WORK INSTRUCTIONS:
Return the material exactly as supplied, apart from the pictures, which are omitted.

** Start of LISTED RECORDS **

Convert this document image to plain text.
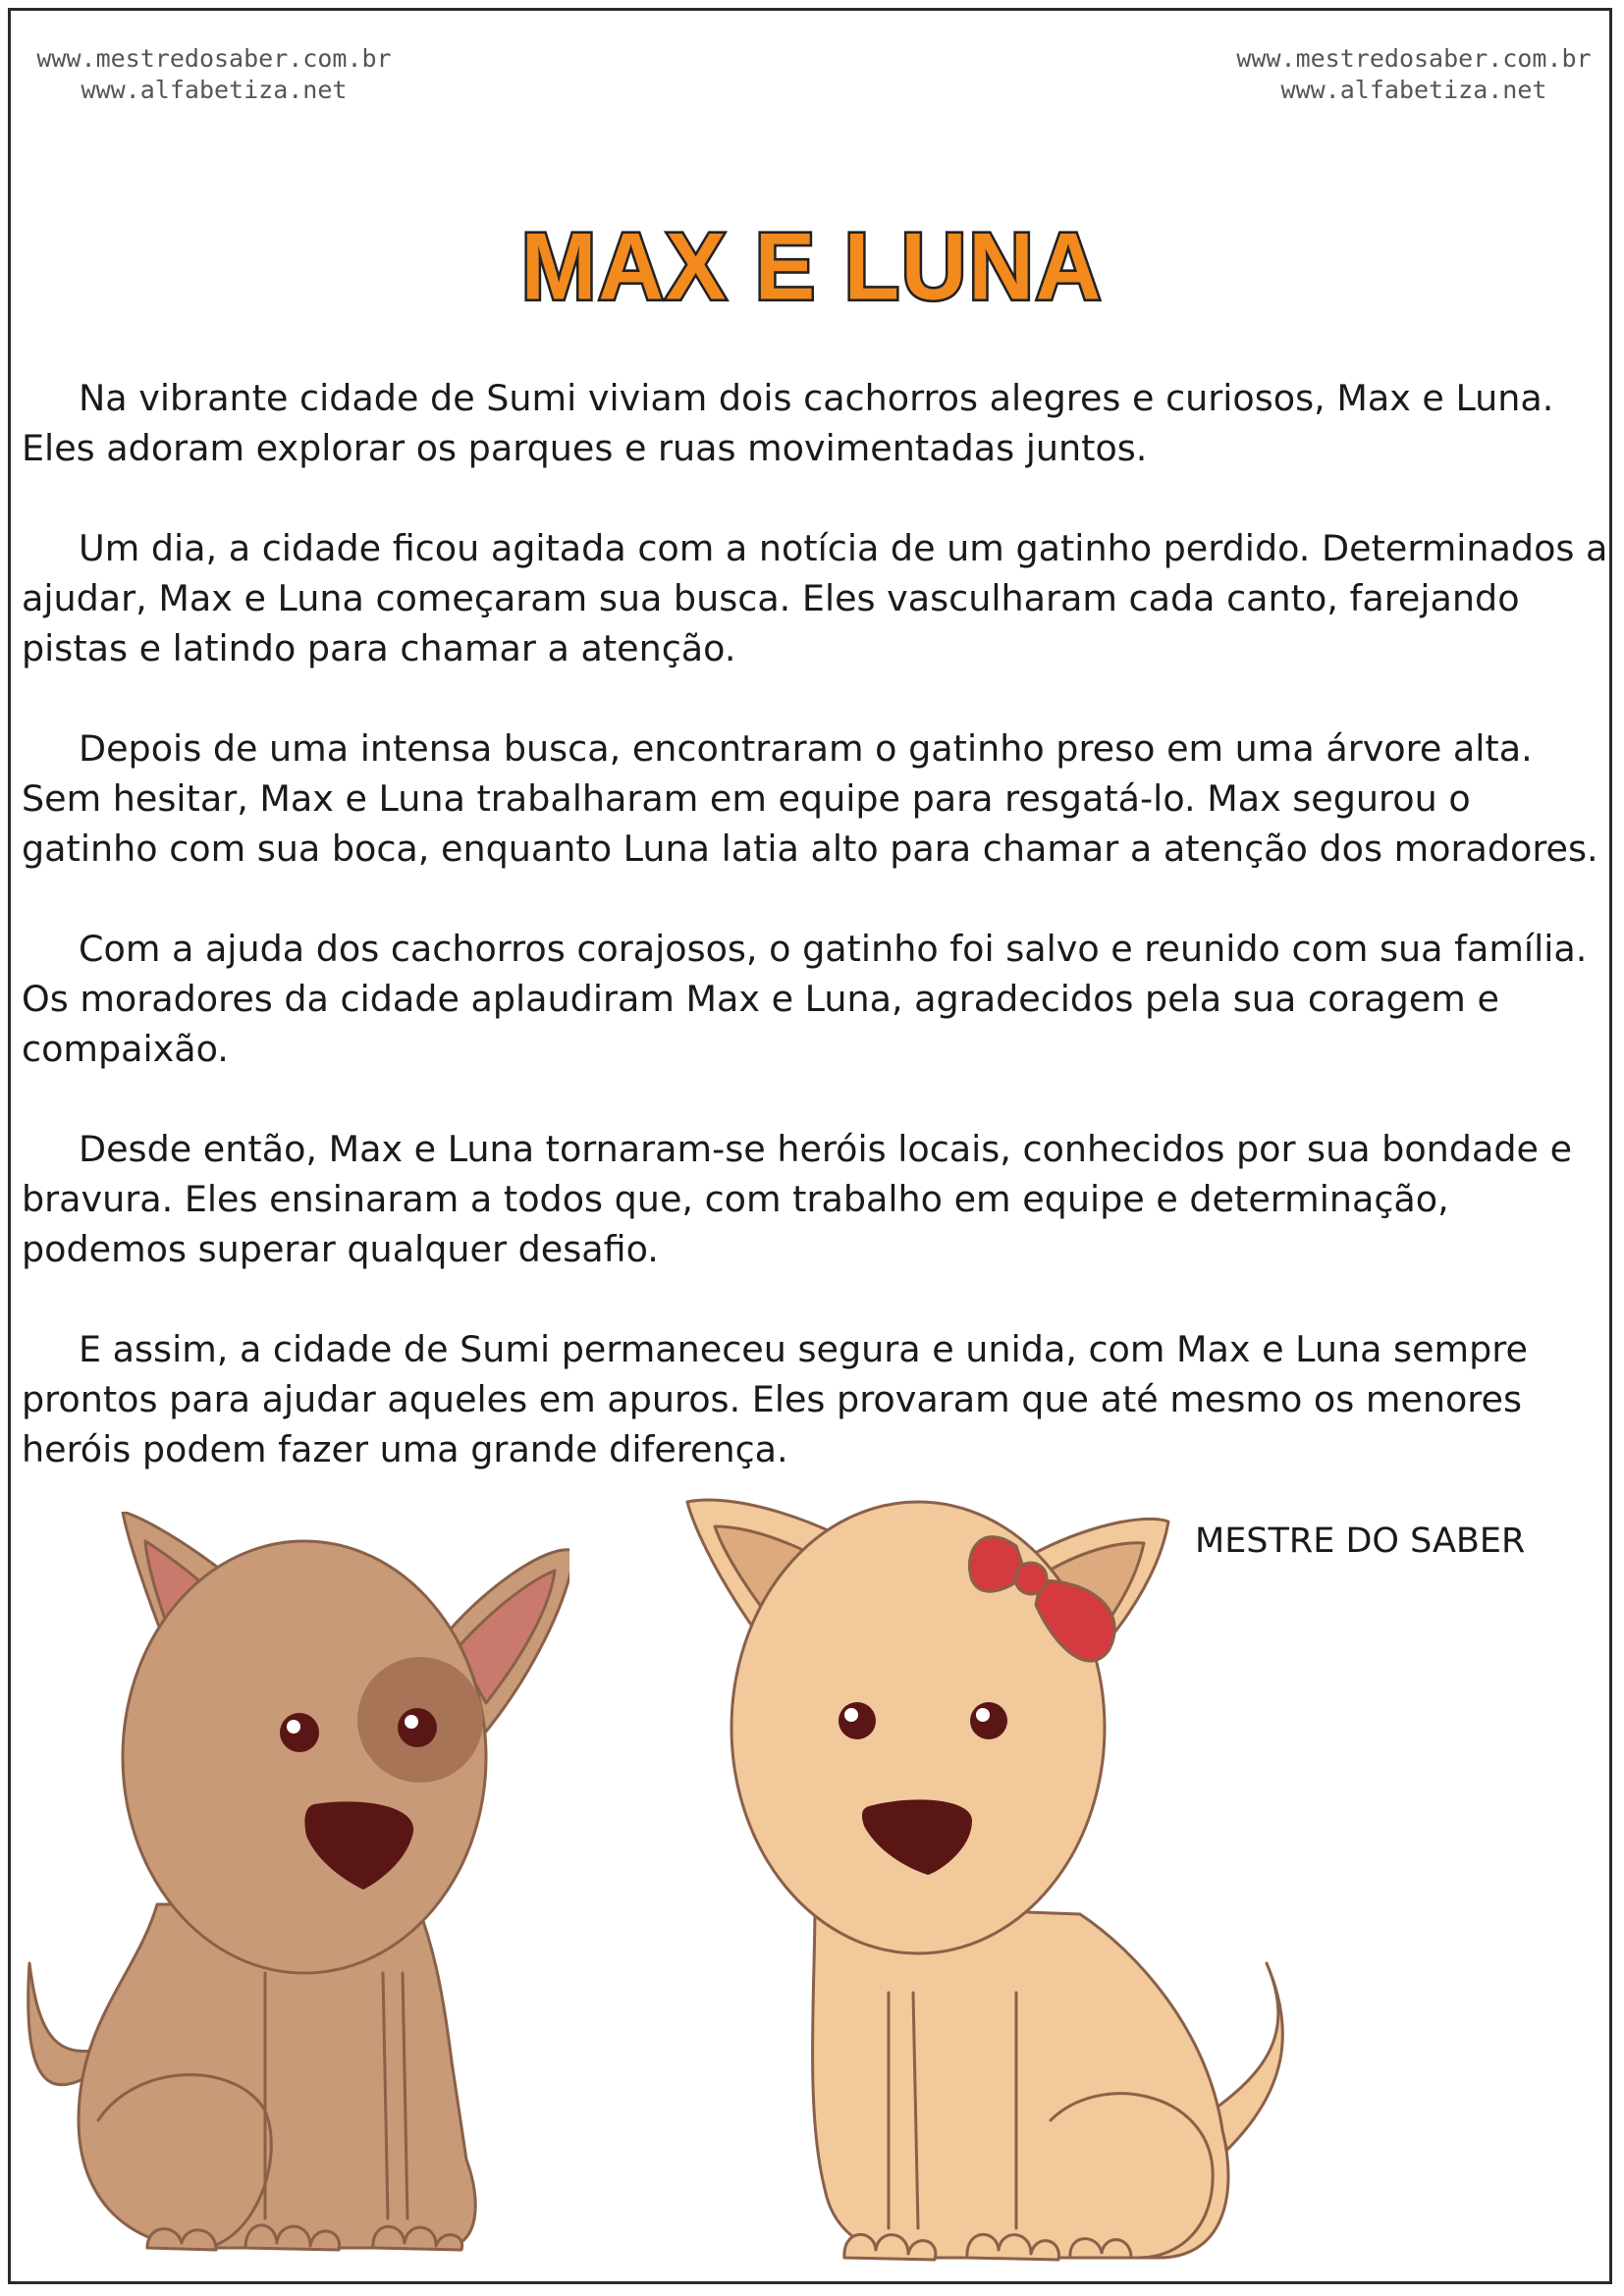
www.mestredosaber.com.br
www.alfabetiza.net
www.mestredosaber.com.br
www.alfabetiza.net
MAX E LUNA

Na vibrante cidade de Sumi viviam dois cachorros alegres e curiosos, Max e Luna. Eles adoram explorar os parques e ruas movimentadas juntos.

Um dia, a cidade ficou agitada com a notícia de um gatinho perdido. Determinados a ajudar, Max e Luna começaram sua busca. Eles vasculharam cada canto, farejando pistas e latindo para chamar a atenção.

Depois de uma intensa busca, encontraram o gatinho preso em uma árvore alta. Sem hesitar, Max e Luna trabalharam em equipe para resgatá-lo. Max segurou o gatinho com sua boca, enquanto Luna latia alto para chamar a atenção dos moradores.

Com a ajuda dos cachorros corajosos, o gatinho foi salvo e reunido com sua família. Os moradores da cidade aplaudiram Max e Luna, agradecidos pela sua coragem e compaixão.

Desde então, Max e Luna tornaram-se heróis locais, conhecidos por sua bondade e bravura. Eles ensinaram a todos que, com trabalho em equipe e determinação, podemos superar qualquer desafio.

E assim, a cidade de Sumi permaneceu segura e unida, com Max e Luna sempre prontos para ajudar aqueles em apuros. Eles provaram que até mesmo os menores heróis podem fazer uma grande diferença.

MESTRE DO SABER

** End of LISTED RECORDS **

COMPLETE ANSWER:
Convert this document image to plain text.
www.mestredosaber.com.br
www.alfabetiza.net
www.mestredosaber.com.br
www.alfabetiza.net
MAX E LUNA

Na vibrante cidade de Sumi viviam dois cachorros alegres e curiosos, Max e Luna. Eles adoram explorar os parques e ruas movimentadas juntos.

Um dia, a cidade ficou agitada com a notícia de um gatinho perdido. Determinados a ajudar, Max e Luna começaram sua busca. Eles vasculharam cada canto, farejando pistas e latindo para chamar a atenção.

Depois de uma intensa busca, encontraram o gatinho preso em uma árvore alta. Sem hesitar, Max e Luna trabalharam em equipe para resgatá-lo. Max segurou o gatinho com sua boca, enquanto Luna latia alto para chamar a atenção dos moradores.

Com a ajuda dos cachorros corajosos, o gatinho foi salvo e reunido com sua família. Os moradores da cidade aplaudiram Max e Luna, agradecidos pela sua coragem e compaixão.

Desde então, Max e Luna tornaram-se heróis locais, conhecidos por sua bondade e bravura. Eles ensinaram a todos que, com trabalho em equipe e determinação, podemos superar qualquer desafio.

E assim, a cidade de Sumi permaneceu segura e unida, com Max e Luna sempre prontos para ajudar aqueles em apuros. Eles provaram que até mesmo os menores heróis podem fazer uma grande diferença.

MESTRE DO SABER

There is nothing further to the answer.